Give the data below again, word for word.
── Data to use ──
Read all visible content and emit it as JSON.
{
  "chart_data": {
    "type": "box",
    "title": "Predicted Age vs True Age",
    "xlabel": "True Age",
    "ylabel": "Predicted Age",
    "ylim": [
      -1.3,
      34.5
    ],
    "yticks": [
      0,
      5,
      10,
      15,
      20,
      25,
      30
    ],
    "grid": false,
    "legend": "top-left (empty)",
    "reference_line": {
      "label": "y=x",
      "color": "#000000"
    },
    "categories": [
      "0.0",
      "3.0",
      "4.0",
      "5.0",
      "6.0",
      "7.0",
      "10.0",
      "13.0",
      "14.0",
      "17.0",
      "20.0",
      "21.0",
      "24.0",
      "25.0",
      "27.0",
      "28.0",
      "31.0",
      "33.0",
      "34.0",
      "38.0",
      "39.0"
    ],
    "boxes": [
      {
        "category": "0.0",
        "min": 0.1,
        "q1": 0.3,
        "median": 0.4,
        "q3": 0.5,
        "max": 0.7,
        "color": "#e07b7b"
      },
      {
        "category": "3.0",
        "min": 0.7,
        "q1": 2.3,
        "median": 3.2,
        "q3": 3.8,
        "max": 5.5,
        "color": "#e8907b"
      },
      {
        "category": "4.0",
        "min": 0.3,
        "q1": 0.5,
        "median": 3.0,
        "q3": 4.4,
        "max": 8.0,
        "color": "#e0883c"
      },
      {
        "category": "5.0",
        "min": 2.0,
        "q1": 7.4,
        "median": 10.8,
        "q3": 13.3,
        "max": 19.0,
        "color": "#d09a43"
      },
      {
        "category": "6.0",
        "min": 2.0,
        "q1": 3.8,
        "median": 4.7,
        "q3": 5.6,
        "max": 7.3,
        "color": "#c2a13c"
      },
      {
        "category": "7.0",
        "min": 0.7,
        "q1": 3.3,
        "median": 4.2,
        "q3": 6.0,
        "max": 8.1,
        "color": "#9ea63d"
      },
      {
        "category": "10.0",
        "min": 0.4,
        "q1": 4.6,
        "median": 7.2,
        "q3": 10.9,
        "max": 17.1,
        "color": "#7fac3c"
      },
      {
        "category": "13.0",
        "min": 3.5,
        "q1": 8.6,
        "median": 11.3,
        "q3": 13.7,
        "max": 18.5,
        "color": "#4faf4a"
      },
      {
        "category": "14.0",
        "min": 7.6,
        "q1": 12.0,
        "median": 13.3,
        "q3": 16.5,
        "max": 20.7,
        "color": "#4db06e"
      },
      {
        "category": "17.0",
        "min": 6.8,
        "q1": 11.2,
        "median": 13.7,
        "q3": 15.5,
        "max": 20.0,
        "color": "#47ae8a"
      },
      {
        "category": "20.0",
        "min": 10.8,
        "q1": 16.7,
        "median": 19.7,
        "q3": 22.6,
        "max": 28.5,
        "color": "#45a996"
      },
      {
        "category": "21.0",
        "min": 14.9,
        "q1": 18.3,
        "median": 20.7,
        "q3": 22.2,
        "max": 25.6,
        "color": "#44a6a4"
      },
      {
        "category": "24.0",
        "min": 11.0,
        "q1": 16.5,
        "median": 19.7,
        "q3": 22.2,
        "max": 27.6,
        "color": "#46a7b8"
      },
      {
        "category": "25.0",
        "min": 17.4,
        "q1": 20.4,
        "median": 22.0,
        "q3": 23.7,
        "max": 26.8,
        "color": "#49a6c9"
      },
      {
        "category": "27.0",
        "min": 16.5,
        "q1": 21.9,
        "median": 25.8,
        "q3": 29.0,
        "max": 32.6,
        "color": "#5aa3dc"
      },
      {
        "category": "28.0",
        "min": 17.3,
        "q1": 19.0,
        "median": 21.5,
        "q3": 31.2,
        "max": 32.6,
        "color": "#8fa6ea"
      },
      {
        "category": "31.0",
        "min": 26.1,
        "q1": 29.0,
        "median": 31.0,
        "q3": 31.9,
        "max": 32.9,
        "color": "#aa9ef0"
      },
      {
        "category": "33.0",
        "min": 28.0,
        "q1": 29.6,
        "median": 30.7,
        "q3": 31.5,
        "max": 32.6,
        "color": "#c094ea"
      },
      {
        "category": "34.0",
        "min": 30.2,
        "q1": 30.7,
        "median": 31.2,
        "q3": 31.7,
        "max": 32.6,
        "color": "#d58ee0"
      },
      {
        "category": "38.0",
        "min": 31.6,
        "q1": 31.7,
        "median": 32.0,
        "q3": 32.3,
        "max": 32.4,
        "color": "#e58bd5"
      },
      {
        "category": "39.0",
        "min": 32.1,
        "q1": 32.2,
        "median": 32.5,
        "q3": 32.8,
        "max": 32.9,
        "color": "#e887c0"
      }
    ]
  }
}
───
» Solved problem
Read all visible content and emit it as JSON.
{
  "chart_data": {
    "type": "box",
    "title": "Predicted Age vs True Age",
    "xlabel": "True Age",
    "ylabel": "Predicted Age",
    "ylim": [
      -1.3,
      34.5
    ],
    "yticks": [
      0,
      5,
      10,
      15,
      20,
      25,
      30
    ],
    "grid": false,
    "legend": "top-left (empty)",
    "reference_line": {
      "label": "y=x",
      "color": "#000000"
    },
    "categories": [
      "0.0",
      "3.0",
      "4.0",
      "5.0",
      "6.0",
      "7.0",
      "10.0",
      "13.0",
      "14.0",
      "17.0",
      "20.0",
      "21.0",
      "24.0",
      "25.0",
      "27.0",
      "28.0",
      "31.0",
      "33.0",
      "34.0",
      "38.0",
      "39.0"
    ],
    "boxes": [
      {
        "category": "0.0",
        "min": 0.1,
        "q1": 0.3,
        "median": 0.4,
        "q3": 0.5,
        "max": 0.7,
        "color": "#e07b7b"
      },
      {
        "category": "3.0",
        "min": 0.7,
        "q1": 2.3,
        "median": 3.2,
        "q3": 3.8,
        "max": 5.5,
        "color": "#e8907b"
      },
      {
        "category": "4.0",
        "min": 0.3,
        "q1": 0.5,
        "median": 3.0,
        "q3": 4.4,
        "max": 8.0,
        "color": "#e0883c"
      },
      {
        "category": "5.0",
        "min": 2.0,
        "q1": 7.4,
        "median": 10.8,
        "q3": 13.3,
        "max": 19.0,
        "color": "#d09a43"
      },
      {
        "category": "6.0",
        "min": 2.0,
        "q1": 3.8,
        "median": 4.7,
        "q3": 5.6,
        "max": 7.3,
        "color": "#c2a13c"
      },
      {
        "category": "7.0",
        "min": 0.7,
        "q1": 3.3,
        "median": 4.2,
        "q3": 6.0,
        "max": 8.1,
        "color": "#9ea63d"
      },
      {
        "category": "10.0",
        "min": 0.4,
        "q1": 4.6,
        "median": 7.2,
        "q3": 10.9,
        "max": 17.1,
        "color": "#7fac3c"
      },
      {
        "category": "13.0",
        "min": 3.5,
        "q1": 8.6,
        "median": 11.3,
        "q3": 13.7,
        "max": 18.5,
        "color": "#4faf4a"
      },
      {
        "category": "14.0",
        "min": 7.6,
        "q1": 12.0,
        "median": 13.3,
        "q3": 16.5,
        "max": 20.7,
        "color": "#4db06e"
      },
      {
        "category": "17.0",
        "min": 6.8,
        "q1": 11.2,
        "median": 13.7,
        "q3": 15.5,
        "max": 20.0,
        "color": "#47ae8a"
      },
      {
        "category": "20.0",
        "min": 10.8,
        "q1": 16.7,
        "median": 19.7,
        "q3": 22.6,
        "max": 28.5,
        "color": "#45a996"
      },
      {
        "category": "21.0",
        "min": 14.9,
        "q1": 18.3,
        "median": 20.7,
        "q3": 22.2,
        "max": 25.6,
        "color": "#44a6a4"
      },
      {
        "category": "24.0",
        "min": 11.0,
        "q1": 16.5,
        "median": 19.7,
        "q3": 22.2,
        "max": 27.6,
        "color": "#46a7b8"
      },
      {
        "category": "25.0",
        "min": 17.4,
        "q1": 20.4,
        "median": 22.0,
        "q3": 23.7,
        "max": 26.8,
        "color": "#49a6c9"
      },
      {
        "category": "27.0",
        "min": 16.5,
        "q1": 21.9,
        "median": 25.8,
        "q3": 29.0,
        "max": 32.6,
        "color": "#5aa3dc"
      },
      {
        "category": "28.0",
        "min": 17.3,
        "q1": 19.0,
        "median": 21.5,
        "q3": 31.2,
        "max": 32.6,
        "color": "#8fa6ea"
      },
      {
        "category": "31.0",
        "min": 26.1,
        "q1": 29.0,
        "median": 31.0,
        "q3": 31.9,
        "max": 32.9,
        "color": "#aa9ef0"
      },
      {
        "category": "33.0",
        "min": 28.0,
        "q1": 29.6,
        "median": 30.7,
        "q3": 31.5,
        "max": 32.6,
        "color": "#c094ea"
      },
      {
        "category": "34.0",
        "min": 30.2,
        "q1": 30.7,
        "median": 31.2,
        "q3": 31.7,
        "max": 32.6,
        "color": "#d58ee0"
      },
      {
        "category": "38.0",
        "min": 31.6,
        "q1": 31.7,
        "median": 32.0,
        "q3": 32.3,
        "max": 32.4,
        "color": "#e58bd5"
      },
      {
        "category": "39.0",
        "min": 32.1,
        "q1": 32.2,
        "median": 32.5,
        "q3": 32.8,
        "max": 32.9,
        "color": "#e887c0"
      }
    ]
  }
}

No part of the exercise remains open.